REQUIREMENT
Go over the entries below line by line, copying each one that contains the word "hist".

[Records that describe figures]
BEGIN

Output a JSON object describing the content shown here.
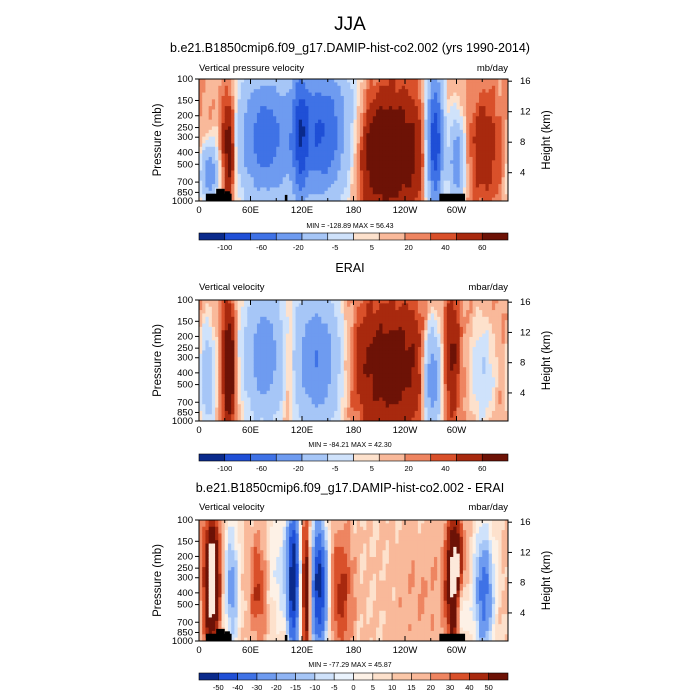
{
  "header": {
    "title": "JJA"
  },
  "palette": {
    "eleven": [
      "#0a2a8c",
      "#1f4fd6",
      "#3f72e6",
      "#6e9bf0",
      "#a6c6f7",
      "#cfe2fb",
      "#fde1cc",
      "#f9b99a",
      "#ee8561",
      "#d9502a",
      "#a8290e",
      "#6d1206"
    ],
    "twelve": [
      "#0a2a8c",
      "#1f4fd6",
      "#3f72e6",
      "#6e9bf0",
      "#a6c6f7",
      "#cfe2fb",
      "#fdf1e6",
      "#fde1cc",
      "#f9b99a",
      "#ee8561",
      "#d9502a",
      "#a8290e",
      "#6d1206"
    ]
  },
  "chart_data": [
    {
      "type": "heatmap",
      "title": "b.e21.B1850cmip6.f09_g17.DAMIP-hist-co2.002 (yrs 1990-2014)",
      "left_label": "Vertical pressure velocity",
      "units": "mb/day",
      "ylabel": "Pressure (mb)",
      "ylabel_right": "Height (km)",
      "x_ticks": [
        "0",
        "60E",
        "120E",
        "180",
        "120W",
        "60W"
      ],
      "y_ticks": [
        "100",
        "150",
        "200",
        "250",
        "300",
        "400",
        "500",
        "700",
        "850",
        "1000"
      ],
      "y_right_ticks": [
        "16",
        "12",
        "8",
        "4"
      ],
      "stats": "MIN = -128.89   MAX = 56.43",
      "colorbar_labels": [
        "-100",
        "-60",
        "-20",
        "-5",
        "5",
        "20",
        "40",
        "60"
      ],
      "levels": [
        -100,
        -80,
        -60,
        -40,
        -20,
        -10,
        -5,
        0,
        5,
        10,
        20,
        30,
        40,
        60
      ],
      "land_mask": true,
      "features": [
        {
          "lon": 12,
          "lev": 0.78,
          "sx": 7,
          "sy": 0.16,
          "amp": -55
        },
        {
          "lon": 35,
          "lev": 0.55,
          "sx": 6,
          "sy": 0.32,
          "amp": 38
        },
        {
          "lon": 75,
          "lev": 0.48,
          "sx": 22,
          "sy": 0.4,
          "amp": -70
        },
        {
          "lon": 118,
          "lev": 0.45,
          "sx": 6,
          "sy": 0.45,
          "amp": -45
        },
        {
          "lon": 145,
          "lev": 0.45,
          "sx": 26,
          "sy": 0.42,
          "amp": -85
        },
        {
          "lon": 215,
          "lev": 0.6,
          "sx": 34,
          "sy": 0.35,
          "amp": 38
        },
        {
          "lon": 275,
          "lev": 0.52,
          "sx": 7,
          "sy": 0.4,
          "amp": -105
        },
        {
          "lon": 300,
          "lev": 0.68,
          "sx": 6,
          "sy": 0.25,
          "amp": -60
        },
        {
          "lon": 333,
          "lev": 0.58,
          "sx": 12,
          "sy": 0.3,
          "amp": 18
        }
      ]
    },
    {
      "type": "heatmap",
      "title": "ERAI",
      "left_label": "Vertical velocity",
      "units": "mbar/day",
      "ylabel": "Pressure (mb)",
      "ylabel_right": "Height (km)",
      "x_ticks": [
        "0",
        "60E",
        "120E",
        "180",
        "120W",
        "60W"
      ],
      "y_ticks": [
        "100",
        "150",
        "200",
        "250",
        "300",
        "400",
        "500",
        "700",
        "850",
        "1000"
      ],
      "y_right_ticks": [
        "16",
        "12",
        "8",
        "4"
      ],
      "stats": "MIN = -84.21   MAX = 42.30",
      "colorbar_labels": [
        "-100",
        "-60",
        "-20",
        "-5",
        "5",
        "20",
        "40",
        "60"
      ],
      "levels": [
        -100,
        -80,
        -60,
        -40,
        -20,
        -10,
        -5,
        0,
        5,
        10,
        20,
        30,
        40,
        60
      ],
      "land_mask": false,
      "features": [
        {
          "lon": 10,
          "lev": 0.65,
          "sx": 6,
          "sy": 0.3,
          "amp": -35
        },
        {
          "lon": 35,
          "lev": 0.55,
          "sx": 5,
          "sy": 0.35,
          "amp": 40
        },
        {
          "lon": 75,
          "lev": 0.45,
          "sx": 16,
          "sy": 0.4,
          "amp": -55
        },
        {
          "lon": 105,
          "lev": 0.55,
          "sx": 5,
          "sy": 0.35,
          "amp": 18
        },
        {
          "lon": 138,
          "lev": 0.5,
          "sx": 20,
          "sy": 0.42,
          "amp": -60
        },
        {
          "lon": 222,
          "lev": 0.55,
          "sx": 34,
          "sy": 0.38,
          "amp": 28
        },
        {
          "lon": 272,
          "lev": 0.65,
          "sx": 7,
          "sy": 0.3,
          "amp": -65
        },
        {
          "lon": 295,
          "lev": 0.45,
          "sx": 6,
          "sy": 0.35,
          "amp": 20
        },
        {
          "lon": 330,
          "lev": 0.6,
          "sx": 10,
          "sy": 0.3,
          "amp": -20
        }
      ]
    },
    {
      "type": "heatmap",
      "title": "b.e21.B1850cmip6.f09_g17.DAMIP-hist-co2.002 - ERAI",
      "left_label": "Vertical velocity",
      "units": "mbar/day",
      "ylabel": "Pressure (mb)",
      "ylabel_right": "Height (km)",
      "x_ticks": [
        "0",
        "60E",
        "120E",
        "180",
        "120W",
        "60W"
      ],
      "y_ticks": [
        "100",
        "150",
        "200",
        "250",
        "300",
        "400",
        "500",
        "700",
        "850",
        "1000"
      ],
      "y_right_ticks": [
        "16",
        "12",
        "8",
        "4"
      ],
      "stats": "MIN = -77.29   MAX = 45.87",
      "colorbar_labels": [
        "-50",
        "-40",
        "-30",
        "-20",
        "-15",
        "-10",
        "-5",
        "0",
        "5",
        "10",
        "15",
        "20",
        "30",
        "40",
        "50"
      ],
      "levels": [
        -50,
        -40,
        -30,
        -20,
        -15,
        -10,
        -5,
        0,
        5,
        10,
        15,
        20,
        30,
        40,
        50
      ],
      "land_mask": true,
      "features": [
        {
          "lon": 15,
          "lev": 0.5,
          "sx": 7,
          "sy": 0.4,
          "amp": 40
        },
        {
          "lon": 38,
          "lev": 0.55,
          "sx": 6,
          "sy": 0.35,
          "amp": -25
        },
        {
          "lon": 70,
          "lev": 0.55,
          "sx": 8,
          "sy": 0.3,
          "amp": 18
        },
        {
          "lon": 95,
          "lev": 0.4,
          "sx": 14,
          "sy": 0.35,
          "amp": -12
        },
        {
          "lon": 110,
          "lev": 0.5,
          "sx": 5,
          "sy": 0.45,
          "amp": -55
        },
        {
          "lon": 125,
          "lev": 0.55,
          "sx": 4,
          "sy": 0.4,
          "amp": 35
        },
        {
          "lon": 140,
          "lev": 0.55,
          "sx": 7,
          "sy": 0.4,
          "amp": -55
        },
        {
          "lon": 165,
          "lev": 0.6,
          "sx": 10,
          "sy": 0.35,
          "amp": 18
        },
        {
          "lon": 260,
          "lev": 0.6,
          "sx": 25,
          "sy": 0.35,
          "amp": 5
        },
        {
          "lon": 298,
          "lev": 0.52,
          "sx": 7,
          "sy": 0.4,
          "amp": 40
        },
        {
          "lon": 305,
          "lev": 0.75,
          "sx": 6,
          "sy": 0.18,
          "amp": -25
        },
        {
          "lon": 332,
          "lev": 0.6,
          "sx": 8,
          "sy": 0.35,
          "amp": -35
        }
      ]
    }
  ]
}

END

WRITTEN RESPONSE
      "title": "b.e21.B1850cmip6.f09_g17.DAMIP-hist-co2.002 (yrs 1990-2014)",
      "title": "b.e21.B1850cmip6.f09_g17.DAMIP-hist-co2.002 - ERAI",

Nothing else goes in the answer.